- [THE TASK]: Among the lines below, list those containing the string "loop".

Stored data
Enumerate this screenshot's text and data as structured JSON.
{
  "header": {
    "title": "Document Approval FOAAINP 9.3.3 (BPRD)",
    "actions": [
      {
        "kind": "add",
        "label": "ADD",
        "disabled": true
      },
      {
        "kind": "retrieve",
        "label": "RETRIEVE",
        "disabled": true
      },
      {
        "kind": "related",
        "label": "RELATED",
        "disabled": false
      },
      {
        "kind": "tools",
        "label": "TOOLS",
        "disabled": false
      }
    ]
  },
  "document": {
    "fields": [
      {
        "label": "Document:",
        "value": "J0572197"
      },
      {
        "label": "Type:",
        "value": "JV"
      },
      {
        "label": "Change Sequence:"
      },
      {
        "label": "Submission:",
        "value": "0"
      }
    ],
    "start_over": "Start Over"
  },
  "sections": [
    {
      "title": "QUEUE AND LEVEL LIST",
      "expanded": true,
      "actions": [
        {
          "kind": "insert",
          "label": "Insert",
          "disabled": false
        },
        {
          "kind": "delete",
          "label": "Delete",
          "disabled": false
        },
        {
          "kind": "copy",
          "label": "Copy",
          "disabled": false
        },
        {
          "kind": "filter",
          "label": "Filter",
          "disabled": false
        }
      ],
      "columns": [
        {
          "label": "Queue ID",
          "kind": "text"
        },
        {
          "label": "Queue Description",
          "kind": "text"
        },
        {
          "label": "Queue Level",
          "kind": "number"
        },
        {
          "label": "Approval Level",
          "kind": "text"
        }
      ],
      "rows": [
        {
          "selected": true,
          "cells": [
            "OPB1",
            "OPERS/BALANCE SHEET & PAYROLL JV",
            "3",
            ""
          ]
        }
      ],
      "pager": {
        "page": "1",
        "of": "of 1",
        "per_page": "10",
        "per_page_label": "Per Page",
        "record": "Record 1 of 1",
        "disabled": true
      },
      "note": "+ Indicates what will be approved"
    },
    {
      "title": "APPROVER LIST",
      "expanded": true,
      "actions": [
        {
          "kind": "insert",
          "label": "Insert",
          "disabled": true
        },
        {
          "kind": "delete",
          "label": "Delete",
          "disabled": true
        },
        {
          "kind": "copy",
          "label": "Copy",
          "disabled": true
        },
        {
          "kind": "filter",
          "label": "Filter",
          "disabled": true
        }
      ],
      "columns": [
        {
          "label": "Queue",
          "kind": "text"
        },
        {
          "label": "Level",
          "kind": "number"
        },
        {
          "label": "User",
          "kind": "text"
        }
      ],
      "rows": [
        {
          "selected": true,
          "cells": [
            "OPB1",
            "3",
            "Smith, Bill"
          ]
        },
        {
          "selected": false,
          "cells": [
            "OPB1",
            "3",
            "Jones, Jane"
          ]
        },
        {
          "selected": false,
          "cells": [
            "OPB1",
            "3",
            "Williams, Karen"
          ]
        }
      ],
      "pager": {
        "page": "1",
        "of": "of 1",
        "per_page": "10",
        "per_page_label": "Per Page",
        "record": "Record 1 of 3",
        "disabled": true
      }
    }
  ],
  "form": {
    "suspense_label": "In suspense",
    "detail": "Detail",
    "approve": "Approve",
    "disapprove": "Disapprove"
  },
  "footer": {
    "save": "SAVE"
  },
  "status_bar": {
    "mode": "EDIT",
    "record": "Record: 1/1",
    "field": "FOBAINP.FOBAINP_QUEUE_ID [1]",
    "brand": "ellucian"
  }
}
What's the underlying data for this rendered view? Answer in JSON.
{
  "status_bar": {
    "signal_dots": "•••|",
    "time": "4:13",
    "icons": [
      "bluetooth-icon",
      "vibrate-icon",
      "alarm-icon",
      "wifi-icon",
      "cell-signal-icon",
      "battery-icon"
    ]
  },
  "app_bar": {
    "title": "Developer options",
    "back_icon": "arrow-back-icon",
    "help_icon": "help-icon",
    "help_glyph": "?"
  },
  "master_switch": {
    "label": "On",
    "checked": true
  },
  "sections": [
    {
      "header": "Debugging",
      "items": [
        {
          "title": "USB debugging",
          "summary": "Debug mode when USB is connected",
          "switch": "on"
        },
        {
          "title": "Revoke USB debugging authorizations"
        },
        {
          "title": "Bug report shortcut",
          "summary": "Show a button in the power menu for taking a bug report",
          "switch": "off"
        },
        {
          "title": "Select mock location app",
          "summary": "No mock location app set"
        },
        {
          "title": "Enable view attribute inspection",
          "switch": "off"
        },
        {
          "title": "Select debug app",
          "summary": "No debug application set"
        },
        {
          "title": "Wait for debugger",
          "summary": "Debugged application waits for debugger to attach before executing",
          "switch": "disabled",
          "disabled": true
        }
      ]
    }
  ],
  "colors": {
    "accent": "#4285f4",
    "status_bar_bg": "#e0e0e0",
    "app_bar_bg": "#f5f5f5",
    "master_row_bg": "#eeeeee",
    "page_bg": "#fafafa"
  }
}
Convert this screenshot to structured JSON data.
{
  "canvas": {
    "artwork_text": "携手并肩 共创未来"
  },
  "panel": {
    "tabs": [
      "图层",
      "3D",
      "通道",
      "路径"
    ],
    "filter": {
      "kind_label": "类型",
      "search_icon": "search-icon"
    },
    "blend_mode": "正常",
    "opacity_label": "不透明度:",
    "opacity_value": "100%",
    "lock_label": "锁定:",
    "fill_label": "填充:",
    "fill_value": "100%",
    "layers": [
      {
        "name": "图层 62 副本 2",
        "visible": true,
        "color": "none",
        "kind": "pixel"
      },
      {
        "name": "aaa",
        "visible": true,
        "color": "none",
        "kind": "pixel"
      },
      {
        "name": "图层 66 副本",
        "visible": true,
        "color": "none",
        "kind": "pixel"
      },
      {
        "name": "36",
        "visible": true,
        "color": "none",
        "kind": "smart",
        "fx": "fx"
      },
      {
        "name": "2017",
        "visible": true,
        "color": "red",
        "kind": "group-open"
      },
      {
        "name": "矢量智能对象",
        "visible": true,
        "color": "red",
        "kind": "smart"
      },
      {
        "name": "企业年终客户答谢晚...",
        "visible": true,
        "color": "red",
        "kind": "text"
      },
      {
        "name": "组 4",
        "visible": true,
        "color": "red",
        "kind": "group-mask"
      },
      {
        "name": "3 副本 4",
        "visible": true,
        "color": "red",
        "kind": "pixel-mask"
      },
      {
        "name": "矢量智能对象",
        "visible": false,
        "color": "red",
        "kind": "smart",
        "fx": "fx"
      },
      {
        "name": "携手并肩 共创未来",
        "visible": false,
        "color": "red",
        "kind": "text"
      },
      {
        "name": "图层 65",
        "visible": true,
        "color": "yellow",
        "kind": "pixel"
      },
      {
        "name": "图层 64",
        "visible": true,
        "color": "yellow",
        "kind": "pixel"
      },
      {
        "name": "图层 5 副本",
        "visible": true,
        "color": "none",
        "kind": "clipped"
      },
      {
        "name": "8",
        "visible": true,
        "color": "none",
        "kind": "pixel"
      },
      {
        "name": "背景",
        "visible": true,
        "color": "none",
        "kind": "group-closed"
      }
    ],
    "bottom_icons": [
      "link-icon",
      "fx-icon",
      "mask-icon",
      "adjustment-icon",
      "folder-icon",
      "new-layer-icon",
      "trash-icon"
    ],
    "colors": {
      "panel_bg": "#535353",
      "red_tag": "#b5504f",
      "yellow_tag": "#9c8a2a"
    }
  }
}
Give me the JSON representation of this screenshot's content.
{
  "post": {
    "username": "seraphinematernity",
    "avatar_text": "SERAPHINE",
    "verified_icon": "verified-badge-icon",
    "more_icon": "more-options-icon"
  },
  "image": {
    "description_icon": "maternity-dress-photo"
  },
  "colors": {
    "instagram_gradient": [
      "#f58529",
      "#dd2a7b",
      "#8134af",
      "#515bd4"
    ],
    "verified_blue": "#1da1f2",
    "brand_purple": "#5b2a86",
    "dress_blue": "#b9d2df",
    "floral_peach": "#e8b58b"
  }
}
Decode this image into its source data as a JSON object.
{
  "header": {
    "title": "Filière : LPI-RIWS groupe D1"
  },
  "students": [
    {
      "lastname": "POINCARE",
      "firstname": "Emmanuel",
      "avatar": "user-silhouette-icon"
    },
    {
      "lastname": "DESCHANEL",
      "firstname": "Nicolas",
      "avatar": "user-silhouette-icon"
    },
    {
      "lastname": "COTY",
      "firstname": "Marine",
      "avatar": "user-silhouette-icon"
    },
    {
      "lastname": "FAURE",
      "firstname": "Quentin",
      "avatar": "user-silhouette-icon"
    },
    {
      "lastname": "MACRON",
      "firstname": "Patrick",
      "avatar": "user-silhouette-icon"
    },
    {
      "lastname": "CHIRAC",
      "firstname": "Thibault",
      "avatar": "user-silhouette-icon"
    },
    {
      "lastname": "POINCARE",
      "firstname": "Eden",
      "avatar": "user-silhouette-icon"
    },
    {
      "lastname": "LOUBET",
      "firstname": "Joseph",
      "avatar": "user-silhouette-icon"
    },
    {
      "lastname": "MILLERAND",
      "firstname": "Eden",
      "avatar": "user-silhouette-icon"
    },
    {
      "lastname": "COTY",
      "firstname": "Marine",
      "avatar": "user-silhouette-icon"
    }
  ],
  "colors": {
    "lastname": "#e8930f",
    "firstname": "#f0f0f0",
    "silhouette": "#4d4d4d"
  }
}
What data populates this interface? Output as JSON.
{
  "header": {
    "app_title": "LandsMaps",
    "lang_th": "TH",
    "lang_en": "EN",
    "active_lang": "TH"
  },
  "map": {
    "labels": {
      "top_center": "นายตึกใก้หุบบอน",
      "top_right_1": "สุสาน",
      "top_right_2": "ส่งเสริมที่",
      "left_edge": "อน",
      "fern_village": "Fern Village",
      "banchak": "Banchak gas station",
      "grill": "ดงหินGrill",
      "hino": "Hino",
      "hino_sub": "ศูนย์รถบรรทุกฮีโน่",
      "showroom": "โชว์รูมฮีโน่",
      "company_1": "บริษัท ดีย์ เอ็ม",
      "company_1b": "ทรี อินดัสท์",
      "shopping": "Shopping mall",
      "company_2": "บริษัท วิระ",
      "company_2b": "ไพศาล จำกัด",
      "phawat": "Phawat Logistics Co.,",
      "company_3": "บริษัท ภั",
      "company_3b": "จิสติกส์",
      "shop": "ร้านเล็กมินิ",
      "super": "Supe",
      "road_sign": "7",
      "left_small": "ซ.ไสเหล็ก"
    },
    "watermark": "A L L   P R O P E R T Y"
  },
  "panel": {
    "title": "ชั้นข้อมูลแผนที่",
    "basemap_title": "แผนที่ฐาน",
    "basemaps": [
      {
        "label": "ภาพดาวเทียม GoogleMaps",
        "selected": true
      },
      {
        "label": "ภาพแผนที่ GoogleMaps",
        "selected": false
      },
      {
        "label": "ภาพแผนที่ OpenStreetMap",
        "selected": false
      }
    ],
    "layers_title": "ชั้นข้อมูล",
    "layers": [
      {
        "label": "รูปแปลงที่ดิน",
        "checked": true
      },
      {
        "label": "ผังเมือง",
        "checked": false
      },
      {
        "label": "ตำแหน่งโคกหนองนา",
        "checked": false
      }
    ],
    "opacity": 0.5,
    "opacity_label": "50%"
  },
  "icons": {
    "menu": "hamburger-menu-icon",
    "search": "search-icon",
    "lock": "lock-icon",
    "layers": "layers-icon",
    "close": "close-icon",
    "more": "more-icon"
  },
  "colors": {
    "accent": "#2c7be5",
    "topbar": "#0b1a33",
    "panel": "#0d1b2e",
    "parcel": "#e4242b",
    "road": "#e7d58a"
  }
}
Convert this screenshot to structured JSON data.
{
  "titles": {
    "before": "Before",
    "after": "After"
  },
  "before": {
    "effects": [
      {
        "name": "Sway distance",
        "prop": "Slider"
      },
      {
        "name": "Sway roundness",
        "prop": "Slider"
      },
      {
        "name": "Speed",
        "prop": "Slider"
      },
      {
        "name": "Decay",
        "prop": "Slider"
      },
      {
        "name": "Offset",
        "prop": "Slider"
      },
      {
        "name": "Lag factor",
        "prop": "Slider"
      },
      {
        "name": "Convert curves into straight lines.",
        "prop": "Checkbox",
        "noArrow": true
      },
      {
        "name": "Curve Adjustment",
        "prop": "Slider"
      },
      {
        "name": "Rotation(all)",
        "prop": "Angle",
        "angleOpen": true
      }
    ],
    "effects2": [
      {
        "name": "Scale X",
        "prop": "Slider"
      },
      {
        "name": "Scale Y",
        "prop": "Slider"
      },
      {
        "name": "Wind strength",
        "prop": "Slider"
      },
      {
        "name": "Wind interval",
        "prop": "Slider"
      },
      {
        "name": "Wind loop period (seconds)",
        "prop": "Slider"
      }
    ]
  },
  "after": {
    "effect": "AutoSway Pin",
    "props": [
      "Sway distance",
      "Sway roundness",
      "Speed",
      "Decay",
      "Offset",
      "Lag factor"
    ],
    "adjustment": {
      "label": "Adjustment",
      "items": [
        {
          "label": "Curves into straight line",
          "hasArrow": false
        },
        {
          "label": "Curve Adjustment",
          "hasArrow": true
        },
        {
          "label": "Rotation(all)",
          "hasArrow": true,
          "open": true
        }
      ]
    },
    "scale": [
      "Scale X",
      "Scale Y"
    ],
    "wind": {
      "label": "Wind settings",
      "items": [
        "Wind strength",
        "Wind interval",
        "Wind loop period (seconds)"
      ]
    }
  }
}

- [WRITTEN RESPONSE]:
        "name": "Wind loop period (seconds)",
        "Wind loop period (seconds)"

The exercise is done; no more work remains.